[Collected data]
--
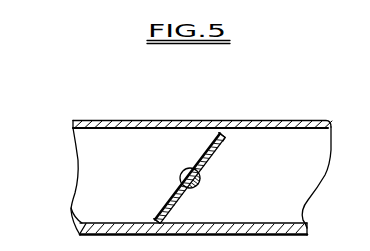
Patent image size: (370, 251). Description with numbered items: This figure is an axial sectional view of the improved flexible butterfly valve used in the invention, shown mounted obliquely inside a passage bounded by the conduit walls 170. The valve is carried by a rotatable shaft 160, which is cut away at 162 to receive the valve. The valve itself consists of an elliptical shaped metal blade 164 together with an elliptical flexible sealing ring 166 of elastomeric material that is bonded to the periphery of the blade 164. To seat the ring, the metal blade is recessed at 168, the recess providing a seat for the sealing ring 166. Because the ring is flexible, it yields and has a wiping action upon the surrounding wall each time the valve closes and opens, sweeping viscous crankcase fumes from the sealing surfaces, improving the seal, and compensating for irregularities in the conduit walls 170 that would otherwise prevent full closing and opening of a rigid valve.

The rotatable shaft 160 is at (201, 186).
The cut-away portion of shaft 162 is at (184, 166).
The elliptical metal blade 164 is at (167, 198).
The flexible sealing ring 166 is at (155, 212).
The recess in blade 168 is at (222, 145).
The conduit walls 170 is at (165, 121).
--
◆ WHAT IS BEING ASKED ◆
Edit the records above so that "axial sectional view" becomes "axial cross-sectional view" throughout, with nothing else changed. Leave the pictures out of your answer.

◆ CORRECT RESPONSE ◆
Patent image size: (370, 251). Description with numbered items: This figure is an axial cross-sectional view of the improved flexible butterfly valve used in the invention, shown mounted obliquely inside a passage bounded by the conduit walls 170. The valve is carried by a rotatable shaft 160, which is cut away at 162 to receive the valve. The valve itself consists of an elliptical shaped metal blade 164 together with an elliptical flexible sealing ring 166 of elastomeric material that is bonded to the periphery of the blade 164. To seat the ring, the metal blade is recessed at 168, the recess providing a seat for the sealing ring 166. Because the ring is flexible, it yields and has a wiping action upon the surrounding wall each time the valve closes and opens, sweeping viscous crankcase fumes from the sealing surfaces, improving the seal, and compensating for irregularities in the conduit walls 170 that would otherwise prevent full closing and opening of a rigid valve.

The rotatable shaft 160 is at (201, 186).
The cut-away portion of shaft 162 is at (184, 166).
The elliptical metal blade 164 is at (167, 198).
The flexible sealing ring 166 is at (155, 212).
The recess in blade 168 is at (222, 145).
The conduit walls 170 is at (165, 121).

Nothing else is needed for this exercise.